▸ What you should do: Go through the material below and copy each line where the word "this" appears.

— BEGIN Records to process —

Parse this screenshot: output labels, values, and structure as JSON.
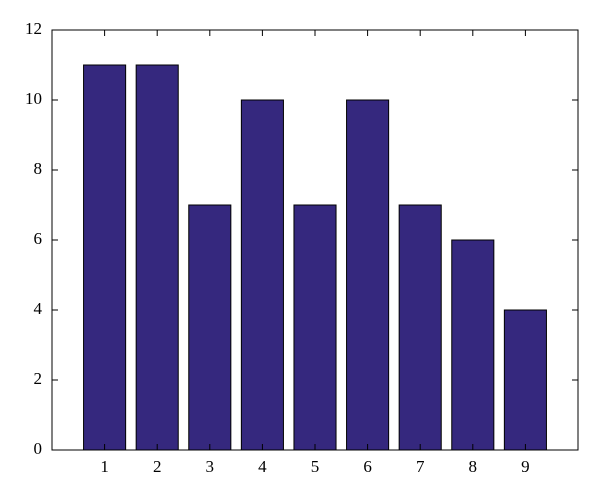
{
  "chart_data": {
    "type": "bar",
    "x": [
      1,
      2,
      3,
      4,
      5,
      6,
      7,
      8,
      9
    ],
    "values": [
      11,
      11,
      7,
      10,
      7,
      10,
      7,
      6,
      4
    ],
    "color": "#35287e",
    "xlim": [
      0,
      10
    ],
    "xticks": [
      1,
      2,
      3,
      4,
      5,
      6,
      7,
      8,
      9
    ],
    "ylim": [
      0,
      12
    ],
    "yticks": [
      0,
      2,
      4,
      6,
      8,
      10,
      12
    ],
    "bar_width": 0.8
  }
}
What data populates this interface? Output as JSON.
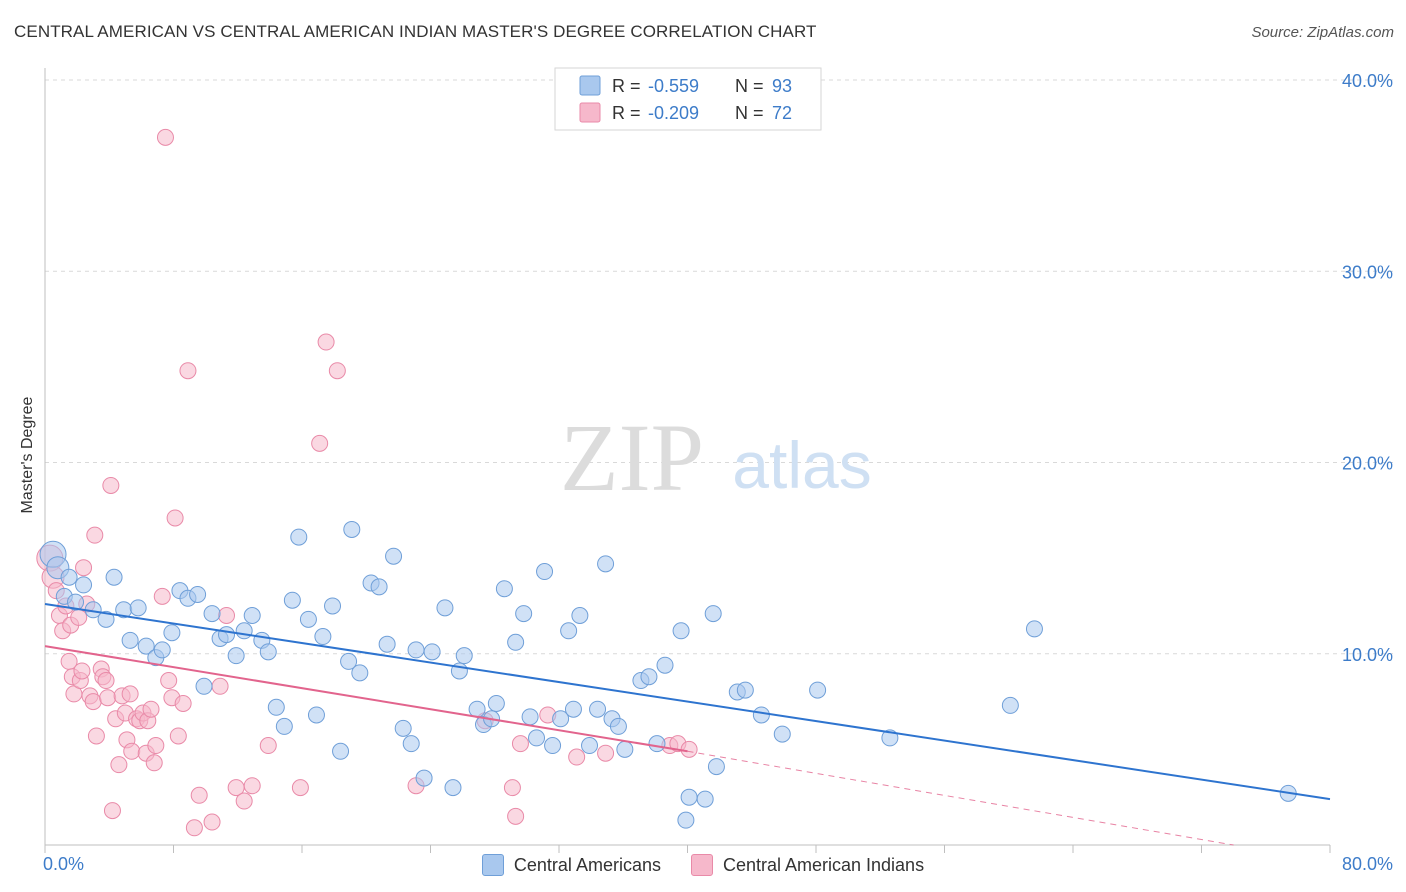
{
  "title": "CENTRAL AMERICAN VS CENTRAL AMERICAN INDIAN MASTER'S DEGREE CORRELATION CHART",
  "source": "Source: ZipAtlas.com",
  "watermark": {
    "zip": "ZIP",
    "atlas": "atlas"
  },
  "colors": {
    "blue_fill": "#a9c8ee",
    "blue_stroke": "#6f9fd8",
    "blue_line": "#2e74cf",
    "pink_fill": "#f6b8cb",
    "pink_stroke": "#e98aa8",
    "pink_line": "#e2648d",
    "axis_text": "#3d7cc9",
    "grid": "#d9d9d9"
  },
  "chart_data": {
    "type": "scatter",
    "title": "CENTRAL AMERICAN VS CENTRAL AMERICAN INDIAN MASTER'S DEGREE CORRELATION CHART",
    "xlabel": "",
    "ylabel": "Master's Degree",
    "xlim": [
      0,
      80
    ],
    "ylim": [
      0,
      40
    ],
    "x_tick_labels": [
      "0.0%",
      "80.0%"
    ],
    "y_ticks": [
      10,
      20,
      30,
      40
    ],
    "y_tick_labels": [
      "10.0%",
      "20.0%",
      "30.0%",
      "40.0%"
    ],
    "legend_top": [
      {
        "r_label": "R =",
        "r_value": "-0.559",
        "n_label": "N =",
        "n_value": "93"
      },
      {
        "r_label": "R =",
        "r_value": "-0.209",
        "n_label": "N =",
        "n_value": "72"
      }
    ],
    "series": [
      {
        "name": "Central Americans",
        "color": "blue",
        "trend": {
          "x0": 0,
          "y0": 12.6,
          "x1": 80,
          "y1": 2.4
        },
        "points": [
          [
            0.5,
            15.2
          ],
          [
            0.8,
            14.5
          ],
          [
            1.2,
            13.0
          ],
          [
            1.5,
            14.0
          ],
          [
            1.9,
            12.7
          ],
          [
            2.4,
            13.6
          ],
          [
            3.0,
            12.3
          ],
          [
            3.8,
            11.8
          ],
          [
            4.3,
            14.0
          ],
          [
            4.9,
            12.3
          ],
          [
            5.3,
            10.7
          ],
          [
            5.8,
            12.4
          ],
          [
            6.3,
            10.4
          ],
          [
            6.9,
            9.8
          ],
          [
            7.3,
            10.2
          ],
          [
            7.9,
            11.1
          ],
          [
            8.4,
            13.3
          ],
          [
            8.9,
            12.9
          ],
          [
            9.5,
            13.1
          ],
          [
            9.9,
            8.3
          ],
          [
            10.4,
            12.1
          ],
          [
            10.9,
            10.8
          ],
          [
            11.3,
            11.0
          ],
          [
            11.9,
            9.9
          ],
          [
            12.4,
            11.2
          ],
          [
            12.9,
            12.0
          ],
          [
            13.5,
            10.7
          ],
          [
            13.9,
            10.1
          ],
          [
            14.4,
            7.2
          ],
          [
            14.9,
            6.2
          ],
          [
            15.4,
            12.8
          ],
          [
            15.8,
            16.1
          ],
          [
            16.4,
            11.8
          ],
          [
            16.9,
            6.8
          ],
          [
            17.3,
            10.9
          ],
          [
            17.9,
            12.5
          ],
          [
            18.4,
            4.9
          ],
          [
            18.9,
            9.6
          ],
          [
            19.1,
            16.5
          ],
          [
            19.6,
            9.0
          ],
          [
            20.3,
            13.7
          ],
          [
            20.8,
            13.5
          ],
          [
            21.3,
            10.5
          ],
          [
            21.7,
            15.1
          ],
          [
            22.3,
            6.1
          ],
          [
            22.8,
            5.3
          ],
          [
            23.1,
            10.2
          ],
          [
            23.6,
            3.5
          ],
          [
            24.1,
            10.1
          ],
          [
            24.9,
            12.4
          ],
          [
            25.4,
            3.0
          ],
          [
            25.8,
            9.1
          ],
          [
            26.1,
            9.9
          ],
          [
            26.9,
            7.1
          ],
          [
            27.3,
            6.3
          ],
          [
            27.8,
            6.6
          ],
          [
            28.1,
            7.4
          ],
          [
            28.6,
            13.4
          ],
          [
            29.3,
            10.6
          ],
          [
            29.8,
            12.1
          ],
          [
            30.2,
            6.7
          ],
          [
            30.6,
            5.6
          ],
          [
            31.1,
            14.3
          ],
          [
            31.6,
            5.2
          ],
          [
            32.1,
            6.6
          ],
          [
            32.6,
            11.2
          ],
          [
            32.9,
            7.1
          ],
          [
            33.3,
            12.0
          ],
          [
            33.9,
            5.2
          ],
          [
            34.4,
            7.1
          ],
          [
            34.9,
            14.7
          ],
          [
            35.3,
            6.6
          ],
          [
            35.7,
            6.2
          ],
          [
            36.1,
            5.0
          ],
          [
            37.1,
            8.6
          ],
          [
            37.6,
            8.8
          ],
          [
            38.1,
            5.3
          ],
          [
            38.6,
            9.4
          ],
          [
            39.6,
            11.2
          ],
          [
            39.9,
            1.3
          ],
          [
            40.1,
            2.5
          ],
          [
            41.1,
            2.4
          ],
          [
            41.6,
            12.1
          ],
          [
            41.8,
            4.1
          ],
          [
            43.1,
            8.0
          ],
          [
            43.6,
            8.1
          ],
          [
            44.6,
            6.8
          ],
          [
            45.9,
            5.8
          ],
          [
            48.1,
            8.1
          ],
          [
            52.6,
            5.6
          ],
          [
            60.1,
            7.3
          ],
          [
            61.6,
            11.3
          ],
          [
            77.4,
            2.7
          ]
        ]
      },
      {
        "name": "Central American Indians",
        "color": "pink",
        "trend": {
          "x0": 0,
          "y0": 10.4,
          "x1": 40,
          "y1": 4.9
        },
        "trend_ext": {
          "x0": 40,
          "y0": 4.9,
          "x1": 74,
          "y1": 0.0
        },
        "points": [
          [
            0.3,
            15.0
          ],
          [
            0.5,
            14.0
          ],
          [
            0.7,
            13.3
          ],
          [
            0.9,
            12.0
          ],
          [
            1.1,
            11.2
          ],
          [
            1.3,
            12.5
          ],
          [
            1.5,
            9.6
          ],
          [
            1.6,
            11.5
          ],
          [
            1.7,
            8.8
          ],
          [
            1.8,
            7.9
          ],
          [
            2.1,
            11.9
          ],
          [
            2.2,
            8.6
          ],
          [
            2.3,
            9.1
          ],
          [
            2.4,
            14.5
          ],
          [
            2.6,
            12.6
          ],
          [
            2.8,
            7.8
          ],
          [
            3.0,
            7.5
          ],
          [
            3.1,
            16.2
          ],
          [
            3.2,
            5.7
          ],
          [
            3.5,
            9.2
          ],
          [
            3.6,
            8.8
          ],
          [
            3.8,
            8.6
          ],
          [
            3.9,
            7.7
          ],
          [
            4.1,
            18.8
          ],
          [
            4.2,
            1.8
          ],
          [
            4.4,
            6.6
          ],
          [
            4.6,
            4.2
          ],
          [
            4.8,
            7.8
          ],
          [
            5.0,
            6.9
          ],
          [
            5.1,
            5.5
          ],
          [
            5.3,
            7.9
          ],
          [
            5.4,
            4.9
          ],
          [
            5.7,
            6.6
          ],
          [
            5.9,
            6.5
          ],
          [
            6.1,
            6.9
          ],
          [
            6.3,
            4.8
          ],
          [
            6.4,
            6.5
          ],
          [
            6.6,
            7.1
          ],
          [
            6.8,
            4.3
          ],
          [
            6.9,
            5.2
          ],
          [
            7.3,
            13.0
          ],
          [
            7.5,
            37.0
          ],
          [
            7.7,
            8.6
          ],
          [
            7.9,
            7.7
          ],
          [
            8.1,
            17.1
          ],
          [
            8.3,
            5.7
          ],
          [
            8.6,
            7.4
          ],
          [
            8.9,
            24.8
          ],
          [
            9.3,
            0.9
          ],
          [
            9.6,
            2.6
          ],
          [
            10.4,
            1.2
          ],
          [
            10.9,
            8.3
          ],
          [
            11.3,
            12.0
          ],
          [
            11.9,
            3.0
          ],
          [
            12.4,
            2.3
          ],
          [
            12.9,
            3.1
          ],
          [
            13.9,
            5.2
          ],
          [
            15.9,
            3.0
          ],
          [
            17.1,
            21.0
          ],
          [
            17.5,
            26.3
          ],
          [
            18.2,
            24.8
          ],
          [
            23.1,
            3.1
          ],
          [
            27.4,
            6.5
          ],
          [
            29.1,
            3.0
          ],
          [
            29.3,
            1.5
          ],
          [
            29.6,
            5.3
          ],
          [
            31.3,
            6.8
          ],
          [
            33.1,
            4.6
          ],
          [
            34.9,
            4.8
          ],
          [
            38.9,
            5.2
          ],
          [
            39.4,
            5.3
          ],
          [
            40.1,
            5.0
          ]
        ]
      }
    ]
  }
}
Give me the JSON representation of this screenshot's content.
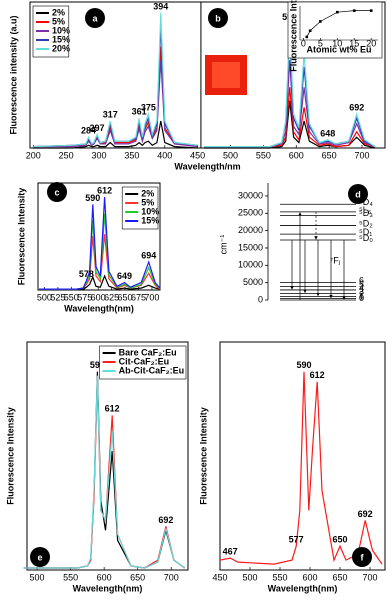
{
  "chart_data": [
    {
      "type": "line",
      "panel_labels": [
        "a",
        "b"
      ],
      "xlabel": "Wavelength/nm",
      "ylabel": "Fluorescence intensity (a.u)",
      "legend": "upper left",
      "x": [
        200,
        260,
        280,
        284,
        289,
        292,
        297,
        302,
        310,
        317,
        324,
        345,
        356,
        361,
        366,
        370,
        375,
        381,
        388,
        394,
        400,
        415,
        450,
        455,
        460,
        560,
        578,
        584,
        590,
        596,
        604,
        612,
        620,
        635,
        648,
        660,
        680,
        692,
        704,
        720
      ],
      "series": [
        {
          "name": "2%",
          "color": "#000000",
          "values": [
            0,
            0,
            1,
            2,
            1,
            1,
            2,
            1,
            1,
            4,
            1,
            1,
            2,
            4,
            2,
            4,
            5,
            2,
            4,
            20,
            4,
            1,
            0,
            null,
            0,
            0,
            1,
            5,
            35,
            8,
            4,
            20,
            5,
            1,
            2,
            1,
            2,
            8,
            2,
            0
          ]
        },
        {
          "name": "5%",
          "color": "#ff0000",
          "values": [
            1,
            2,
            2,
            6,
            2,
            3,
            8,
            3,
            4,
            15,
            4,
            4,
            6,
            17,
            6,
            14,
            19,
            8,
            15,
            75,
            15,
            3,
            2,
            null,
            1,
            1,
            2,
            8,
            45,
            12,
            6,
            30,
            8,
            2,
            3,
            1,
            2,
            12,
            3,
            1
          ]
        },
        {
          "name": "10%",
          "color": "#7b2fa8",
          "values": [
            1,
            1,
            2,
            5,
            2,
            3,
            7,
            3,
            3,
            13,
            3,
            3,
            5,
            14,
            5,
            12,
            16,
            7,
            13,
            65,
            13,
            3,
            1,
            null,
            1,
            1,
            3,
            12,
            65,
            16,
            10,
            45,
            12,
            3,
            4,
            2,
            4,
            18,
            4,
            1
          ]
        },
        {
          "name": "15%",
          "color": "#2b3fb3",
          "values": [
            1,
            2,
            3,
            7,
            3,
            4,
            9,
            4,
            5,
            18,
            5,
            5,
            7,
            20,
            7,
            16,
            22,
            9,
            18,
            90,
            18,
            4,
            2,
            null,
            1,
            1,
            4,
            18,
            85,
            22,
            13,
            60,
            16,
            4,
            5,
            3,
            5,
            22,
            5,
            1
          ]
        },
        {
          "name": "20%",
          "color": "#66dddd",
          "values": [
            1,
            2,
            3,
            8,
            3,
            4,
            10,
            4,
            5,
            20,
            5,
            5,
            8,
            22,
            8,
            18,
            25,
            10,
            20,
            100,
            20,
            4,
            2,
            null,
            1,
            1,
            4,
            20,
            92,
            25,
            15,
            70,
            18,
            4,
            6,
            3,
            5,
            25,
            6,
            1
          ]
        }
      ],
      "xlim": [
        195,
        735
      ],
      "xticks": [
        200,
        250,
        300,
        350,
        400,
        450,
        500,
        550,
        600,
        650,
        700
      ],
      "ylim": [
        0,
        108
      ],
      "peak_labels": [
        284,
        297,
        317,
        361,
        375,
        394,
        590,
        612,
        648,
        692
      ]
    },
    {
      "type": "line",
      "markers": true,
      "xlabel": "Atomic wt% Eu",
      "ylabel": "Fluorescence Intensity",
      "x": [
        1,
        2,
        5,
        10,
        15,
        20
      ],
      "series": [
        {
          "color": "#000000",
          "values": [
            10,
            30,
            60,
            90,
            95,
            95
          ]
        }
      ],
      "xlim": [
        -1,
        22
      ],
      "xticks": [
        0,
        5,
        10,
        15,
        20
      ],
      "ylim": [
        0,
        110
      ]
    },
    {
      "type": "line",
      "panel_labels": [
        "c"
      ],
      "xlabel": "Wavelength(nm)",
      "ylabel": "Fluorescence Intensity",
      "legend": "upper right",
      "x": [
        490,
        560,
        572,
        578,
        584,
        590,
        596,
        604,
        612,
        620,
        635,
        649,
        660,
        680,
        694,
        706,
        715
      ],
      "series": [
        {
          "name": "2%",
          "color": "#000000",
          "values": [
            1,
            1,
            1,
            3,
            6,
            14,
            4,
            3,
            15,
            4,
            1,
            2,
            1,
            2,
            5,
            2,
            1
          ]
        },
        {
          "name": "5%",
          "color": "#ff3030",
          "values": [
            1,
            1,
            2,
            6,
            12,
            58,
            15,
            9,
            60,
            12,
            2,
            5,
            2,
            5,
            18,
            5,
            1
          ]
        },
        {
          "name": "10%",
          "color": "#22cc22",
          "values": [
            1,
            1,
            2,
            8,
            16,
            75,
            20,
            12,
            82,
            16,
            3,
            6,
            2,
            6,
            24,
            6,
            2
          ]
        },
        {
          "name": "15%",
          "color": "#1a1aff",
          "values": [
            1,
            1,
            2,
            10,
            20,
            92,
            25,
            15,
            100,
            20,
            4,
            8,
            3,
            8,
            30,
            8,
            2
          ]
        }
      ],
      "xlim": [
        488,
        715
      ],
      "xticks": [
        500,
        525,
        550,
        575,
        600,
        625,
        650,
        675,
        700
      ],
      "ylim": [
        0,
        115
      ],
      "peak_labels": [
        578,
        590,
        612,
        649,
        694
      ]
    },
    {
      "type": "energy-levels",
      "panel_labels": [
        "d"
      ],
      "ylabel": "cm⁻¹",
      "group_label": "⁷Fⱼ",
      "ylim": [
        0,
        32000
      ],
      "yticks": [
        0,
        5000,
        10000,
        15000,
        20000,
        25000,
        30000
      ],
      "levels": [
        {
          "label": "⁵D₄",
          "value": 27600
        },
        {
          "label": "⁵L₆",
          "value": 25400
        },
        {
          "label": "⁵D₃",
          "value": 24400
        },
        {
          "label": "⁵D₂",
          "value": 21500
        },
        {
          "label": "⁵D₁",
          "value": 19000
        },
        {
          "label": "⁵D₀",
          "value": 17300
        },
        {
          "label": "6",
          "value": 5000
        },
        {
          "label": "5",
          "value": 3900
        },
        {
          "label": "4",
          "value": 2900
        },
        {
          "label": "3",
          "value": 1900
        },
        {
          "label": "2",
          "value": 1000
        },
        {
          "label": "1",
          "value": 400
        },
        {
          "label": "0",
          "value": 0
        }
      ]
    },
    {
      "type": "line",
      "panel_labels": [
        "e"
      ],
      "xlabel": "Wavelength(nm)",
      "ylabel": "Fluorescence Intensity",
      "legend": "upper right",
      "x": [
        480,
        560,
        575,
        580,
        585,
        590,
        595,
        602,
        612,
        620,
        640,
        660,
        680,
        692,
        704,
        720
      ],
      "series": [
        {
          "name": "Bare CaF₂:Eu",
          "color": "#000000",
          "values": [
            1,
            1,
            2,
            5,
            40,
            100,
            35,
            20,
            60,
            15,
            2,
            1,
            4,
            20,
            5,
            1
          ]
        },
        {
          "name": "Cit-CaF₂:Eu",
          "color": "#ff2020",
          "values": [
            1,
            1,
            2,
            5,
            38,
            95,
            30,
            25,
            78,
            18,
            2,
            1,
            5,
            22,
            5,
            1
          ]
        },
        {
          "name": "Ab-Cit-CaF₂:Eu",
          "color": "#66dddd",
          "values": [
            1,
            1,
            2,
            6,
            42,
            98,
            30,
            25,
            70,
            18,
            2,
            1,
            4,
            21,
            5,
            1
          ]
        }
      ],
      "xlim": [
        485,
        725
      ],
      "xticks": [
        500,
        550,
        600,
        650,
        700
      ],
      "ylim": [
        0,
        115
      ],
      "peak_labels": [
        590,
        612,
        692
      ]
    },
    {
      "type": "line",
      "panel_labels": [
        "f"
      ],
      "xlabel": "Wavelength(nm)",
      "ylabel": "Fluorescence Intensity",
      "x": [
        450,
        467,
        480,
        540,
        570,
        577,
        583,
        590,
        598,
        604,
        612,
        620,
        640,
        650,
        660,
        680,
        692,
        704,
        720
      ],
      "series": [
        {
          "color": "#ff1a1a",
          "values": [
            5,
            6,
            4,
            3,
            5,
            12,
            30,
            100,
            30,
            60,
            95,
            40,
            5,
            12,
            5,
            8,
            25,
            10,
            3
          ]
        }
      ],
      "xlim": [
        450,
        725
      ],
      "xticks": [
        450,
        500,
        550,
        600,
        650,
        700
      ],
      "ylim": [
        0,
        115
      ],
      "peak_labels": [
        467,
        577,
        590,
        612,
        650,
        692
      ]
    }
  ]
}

— END Records to process —

▸ Finished answer:
Parse this screenshot: output labels, values, and structure as JSON.
What data populates this interface? Output as JSON.
Give me the JSON representation of this screenshot's content.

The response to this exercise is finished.